>>

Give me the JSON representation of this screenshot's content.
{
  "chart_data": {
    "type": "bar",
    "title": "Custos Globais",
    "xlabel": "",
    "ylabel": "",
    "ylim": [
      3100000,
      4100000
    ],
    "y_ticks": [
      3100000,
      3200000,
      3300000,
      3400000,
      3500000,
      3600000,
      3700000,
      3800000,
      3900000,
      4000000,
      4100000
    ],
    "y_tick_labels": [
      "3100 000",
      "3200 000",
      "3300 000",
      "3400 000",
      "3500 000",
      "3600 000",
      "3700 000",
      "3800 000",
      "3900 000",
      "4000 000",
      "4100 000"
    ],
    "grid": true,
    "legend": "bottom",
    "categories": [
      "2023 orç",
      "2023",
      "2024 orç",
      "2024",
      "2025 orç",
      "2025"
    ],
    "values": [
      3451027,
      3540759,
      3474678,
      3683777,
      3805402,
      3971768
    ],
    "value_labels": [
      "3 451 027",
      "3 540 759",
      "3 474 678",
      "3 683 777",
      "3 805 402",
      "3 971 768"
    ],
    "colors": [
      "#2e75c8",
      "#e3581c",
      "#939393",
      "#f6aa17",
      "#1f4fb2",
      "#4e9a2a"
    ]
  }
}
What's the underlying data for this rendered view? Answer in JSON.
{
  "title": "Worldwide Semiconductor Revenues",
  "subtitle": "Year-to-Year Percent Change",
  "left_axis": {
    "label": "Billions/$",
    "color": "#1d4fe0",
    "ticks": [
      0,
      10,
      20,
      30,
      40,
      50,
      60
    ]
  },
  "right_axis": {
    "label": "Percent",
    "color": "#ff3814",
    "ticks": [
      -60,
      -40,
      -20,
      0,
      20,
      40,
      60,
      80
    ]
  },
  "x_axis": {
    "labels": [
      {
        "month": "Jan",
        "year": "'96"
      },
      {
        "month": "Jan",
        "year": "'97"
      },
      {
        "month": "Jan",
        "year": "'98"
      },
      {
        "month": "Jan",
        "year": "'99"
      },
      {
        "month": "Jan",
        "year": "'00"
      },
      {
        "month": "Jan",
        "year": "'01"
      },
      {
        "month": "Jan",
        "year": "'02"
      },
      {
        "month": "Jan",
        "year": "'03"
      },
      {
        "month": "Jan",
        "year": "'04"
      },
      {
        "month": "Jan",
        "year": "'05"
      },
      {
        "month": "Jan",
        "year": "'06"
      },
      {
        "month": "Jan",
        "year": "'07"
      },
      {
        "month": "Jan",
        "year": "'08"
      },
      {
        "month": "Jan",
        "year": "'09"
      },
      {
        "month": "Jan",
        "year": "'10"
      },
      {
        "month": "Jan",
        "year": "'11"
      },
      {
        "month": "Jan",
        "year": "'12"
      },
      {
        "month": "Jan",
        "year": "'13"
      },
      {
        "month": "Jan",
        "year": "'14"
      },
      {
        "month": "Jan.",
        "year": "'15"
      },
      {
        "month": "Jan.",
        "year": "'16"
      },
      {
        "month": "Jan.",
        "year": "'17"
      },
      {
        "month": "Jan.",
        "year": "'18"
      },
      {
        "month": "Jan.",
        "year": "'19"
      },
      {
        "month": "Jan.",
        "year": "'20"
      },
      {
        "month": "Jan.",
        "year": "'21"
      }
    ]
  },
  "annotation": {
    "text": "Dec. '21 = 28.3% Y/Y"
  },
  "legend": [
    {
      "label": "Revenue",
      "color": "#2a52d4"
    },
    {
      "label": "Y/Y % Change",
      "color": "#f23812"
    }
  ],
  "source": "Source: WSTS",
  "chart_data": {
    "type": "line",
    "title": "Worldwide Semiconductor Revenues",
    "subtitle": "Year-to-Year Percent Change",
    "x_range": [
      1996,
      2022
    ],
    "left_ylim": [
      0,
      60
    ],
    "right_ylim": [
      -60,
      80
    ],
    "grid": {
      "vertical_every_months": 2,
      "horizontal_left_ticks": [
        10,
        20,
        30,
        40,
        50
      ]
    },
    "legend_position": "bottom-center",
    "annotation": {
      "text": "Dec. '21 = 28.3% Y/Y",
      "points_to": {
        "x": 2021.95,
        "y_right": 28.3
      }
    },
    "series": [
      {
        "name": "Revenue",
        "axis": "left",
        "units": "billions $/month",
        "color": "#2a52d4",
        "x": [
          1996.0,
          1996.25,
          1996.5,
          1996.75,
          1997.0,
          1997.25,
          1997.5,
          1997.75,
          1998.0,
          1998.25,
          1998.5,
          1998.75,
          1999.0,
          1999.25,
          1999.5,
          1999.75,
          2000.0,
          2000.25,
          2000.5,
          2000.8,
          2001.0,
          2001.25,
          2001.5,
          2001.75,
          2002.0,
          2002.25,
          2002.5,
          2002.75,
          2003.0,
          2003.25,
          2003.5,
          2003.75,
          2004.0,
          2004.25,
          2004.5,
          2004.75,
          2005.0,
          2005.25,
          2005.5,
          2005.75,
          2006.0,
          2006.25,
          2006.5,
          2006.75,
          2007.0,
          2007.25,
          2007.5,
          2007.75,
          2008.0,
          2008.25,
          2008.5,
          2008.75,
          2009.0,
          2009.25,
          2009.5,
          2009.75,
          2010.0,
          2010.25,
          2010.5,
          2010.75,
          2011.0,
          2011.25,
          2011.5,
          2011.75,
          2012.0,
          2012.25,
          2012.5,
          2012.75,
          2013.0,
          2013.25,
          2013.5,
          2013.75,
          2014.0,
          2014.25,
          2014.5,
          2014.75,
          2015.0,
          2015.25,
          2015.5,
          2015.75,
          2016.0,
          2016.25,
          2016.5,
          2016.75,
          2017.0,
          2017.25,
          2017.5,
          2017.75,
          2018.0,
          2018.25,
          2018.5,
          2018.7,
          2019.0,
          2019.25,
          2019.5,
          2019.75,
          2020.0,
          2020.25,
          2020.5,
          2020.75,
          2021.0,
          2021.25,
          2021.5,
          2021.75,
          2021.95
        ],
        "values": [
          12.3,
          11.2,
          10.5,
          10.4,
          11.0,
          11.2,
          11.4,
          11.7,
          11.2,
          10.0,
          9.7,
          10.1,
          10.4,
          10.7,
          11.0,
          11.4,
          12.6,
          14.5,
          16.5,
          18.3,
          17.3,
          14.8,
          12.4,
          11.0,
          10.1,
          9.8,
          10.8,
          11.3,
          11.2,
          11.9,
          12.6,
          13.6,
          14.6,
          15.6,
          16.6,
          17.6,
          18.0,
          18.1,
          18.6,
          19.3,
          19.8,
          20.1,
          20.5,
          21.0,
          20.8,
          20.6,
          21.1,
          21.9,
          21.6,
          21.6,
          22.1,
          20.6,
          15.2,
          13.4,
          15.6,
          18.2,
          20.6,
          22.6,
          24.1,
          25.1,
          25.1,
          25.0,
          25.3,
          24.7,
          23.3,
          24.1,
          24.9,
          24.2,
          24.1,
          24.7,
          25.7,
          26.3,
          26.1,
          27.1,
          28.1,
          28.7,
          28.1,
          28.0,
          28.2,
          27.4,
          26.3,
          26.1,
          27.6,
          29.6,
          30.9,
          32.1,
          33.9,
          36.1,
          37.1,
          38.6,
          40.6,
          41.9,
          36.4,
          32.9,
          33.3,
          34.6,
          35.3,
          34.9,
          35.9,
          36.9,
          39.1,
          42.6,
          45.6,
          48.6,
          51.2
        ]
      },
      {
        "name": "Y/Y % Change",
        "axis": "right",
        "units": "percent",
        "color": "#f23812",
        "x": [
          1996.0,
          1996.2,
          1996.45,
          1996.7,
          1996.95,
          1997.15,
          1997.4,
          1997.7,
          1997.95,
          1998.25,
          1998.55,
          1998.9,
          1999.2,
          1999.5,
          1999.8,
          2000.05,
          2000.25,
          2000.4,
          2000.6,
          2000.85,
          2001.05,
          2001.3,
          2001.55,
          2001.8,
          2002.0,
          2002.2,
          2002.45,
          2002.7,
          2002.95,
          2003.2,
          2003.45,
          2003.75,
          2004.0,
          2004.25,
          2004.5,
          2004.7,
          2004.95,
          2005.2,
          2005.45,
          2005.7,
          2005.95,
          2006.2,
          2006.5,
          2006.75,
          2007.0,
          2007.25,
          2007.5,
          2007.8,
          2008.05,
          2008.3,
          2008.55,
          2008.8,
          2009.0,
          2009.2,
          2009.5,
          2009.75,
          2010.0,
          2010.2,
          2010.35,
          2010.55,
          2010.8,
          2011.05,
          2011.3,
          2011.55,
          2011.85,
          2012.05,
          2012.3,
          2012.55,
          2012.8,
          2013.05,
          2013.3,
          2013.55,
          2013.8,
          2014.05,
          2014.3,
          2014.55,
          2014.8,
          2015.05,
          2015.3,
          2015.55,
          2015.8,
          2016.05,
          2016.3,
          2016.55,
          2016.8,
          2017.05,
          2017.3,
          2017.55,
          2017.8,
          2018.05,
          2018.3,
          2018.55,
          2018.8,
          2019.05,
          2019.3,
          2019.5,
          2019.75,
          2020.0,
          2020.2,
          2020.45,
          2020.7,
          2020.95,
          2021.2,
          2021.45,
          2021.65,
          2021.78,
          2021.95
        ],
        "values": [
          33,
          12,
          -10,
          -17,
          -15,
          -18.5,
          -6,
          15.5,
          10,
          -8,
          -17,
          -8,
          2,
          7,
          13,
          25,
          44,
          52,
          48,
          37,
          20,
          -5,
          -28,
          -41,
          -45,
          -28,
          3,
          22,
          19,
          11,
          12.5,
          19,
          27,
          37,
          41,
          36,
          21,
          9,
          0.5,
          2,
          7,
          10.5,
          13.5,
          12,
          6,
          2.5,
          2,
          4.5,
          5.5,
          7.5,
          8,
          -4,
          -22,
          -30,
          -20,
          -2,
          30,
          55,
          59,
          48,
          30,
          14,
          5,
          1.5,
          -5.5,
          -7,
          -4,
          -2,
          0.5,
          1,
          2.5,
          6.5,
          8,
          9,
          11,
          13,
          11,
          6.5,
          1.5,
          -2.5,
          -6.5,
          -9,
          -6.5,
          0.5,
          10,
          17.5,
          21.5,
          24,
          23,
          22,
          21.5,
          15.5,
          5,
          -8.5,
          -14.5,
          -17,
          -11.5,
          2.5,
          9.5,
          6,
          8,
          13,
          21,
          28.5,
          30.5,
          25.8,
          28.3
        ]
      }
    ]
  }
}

<<

EXERCISE DESCRIPTION: Note how many lines in the material hold the word "bottom", and give that number with nothing added.

EXERCISE SOLUTION: 2